▶ RECORDS FOR THIS TASK
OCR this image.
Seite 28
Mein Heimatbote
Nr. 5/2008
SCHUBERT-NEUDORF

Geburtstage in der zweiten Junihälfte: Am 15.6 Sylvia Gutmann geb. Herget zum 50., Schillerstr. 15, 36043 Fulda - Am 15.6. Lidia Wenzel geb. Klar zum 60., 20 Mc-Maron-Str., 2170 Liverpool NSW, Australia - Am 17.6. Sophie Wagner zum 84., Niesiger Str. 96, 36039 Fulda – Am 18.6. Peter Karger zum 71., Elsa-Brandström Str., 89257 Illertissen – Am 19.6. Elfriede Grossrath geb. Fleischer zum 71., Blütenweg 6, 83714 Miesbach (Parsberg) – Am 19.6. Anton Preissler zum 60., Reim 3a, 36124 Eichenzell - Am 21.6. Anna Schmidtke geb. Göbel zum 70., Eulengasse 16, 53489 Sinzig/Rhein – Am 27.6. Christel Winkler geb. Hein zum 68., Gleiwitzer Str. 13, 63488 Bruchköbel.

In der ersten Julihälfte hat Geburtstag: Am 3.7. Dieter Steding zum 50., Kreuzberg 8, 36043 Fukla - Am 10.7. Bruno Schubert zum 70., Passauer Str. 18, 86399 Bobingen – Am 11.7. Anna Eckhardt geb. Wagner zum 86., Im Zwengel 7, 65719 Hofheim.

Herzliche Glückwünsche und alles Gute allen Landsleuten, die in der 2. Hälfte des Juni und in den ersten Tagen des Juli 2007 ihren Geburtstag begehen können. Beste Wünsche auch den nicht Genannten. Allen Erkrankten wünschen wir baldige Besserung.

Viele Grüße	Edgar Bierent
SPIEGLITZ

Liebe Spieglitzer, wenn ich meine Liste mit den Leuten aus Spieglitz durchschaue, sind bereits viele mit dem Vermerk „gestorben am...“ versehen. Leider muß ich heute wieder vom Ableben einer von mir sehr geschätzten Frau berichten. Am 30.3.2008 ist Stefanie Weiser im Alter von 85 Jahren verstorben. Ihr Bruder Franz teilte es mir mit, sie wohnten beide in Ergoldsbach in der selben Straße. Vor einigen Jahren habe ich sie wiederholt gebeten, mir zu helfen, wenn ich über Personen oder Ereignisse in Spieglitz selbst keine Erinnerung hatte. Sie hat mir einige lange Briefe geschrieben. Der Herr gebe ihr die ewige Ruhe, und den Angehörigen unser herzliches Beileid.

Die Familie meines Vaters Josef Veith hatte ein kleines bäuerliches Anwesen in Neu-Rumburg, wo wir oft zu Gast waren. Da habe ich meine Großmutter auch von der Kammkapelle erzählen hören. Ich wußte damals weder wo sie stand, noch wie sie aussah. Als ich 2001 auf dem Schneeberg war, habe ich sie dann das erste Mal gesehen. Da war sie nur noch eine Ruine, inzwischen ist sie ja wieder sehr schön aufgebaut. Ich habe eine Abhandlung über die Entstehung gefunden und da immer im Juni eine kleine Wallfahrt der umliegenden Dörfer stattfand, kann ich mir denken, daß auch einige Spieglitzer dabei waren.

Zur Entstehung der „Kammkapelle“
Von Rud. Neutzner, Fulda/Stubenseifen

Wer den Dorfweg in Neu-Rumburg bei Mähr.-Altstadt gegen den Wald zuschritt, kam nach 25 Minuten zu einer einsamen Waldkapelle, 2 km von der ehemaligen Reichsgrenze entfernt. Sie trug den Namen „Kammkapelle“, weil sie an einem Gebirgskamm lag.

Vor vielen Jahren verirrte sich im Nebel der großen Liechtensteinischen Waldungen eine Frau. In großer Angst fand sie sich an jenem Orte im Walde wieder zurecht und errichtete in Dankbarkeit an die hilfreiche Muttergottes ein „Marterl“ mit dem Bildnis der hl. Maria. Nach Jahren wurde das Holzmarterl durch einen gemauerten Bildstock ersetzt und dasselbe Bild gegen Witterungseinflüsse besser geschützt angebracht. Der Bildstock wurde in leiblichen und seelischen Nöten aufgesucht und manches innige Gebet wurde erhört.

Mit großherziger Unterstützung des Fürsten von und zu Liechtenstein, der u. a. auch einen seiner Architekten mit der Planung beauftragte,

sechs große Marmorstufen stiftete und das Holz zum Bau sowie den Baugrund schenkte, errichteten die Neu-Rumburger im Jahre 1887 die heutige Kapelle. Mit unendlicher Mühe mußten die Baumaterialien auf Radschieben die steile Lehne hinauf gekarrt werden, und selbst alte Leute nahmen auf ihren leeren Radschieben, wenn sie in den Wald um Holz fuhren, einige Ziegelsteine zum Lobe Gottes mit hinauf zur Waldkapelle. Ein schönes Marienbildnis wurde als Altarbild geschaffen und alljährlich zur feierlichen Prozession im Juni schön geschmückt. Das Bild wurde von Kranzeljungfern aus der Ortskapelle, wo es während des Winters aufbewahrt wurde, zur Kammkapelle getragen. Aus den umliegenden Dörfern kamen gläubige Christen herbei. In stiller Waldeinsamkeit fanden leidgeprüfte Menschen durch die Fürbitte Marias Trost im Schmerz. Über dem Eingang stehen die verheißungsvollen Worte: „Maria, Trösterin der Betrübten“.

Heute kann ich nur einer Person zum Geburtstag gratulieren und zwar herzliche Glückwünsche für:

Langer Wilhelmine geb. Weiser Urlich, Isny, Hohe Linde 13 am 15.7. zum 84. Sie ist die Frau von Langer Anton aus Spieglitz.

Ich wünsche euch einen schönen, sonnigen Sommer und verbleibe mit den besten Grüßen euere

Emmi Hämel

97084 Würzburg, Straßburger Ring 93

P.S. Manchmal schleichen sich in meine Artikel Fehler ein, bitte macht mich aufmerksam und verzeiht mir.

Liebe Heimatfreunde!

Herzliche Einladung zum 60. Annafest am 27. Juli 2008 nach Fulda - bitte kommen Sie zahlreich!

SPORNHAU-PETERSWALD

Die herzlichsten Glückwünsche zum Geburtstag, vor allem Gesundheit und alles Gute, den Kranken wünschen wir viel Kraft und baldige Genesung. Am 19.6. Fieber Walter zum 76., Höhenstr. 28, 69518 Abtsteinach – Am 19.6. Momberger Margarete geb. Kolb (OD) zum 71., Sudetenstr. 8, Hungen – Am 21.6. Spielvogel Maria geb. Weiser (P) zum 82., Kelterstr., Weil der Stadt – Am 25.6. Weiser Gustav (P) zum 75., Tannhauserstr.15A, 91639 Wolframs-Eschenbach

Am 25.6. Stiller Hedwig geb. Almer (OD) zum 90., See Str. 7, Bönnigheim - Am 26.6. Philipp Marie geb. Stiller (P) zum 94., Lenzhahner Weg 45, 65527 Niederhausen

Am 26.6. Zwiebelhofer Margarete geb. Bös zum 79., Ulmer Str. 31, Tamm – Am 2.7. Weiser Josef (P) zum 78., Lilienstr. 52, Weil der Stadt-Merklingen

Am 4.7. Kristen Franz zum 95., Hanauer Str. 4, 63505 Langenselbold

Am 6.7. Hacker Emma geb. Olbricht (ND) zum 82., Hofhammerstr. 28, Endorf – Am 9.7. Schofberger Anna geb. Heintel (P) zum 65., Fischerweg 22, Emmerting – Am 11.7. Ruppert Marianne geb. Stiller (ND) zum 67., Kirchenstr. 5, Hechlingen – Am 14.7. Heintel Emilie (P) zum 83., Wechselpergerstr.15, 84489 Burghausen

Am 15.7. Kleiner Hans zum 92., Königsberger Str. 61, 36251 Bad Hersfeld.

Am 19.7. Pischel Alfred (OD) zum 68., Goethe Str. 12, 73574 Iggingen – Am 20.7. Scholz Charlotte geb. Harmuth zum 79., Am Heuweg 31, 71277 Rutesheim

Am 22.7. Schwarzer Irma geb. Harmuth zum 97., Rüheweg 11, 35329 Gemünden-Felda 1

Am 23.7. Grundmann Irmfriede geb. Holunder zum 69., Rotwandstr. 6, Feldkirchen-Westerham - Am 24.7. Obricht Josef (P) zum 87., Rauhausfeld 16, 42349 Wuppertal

▶ TASK STATEMENT
Copy out each line from the preceding entries that mentions the word "Harmuth".

▶ YOUR SOLUTION
Am 19.7. Pischel Alfred (OD) zum 68., Goethe Str. 12, 73574 Iggingen – Am 20.7. Scholz Charlotte geb. Harmuth zum 79., Am Heuweg 31, 71277 Rutesheim
Am 22.7. Schwarzer Irma geb. Harmuth zum 97., Rüheweg 11, 35329 Gemünden-Felda 1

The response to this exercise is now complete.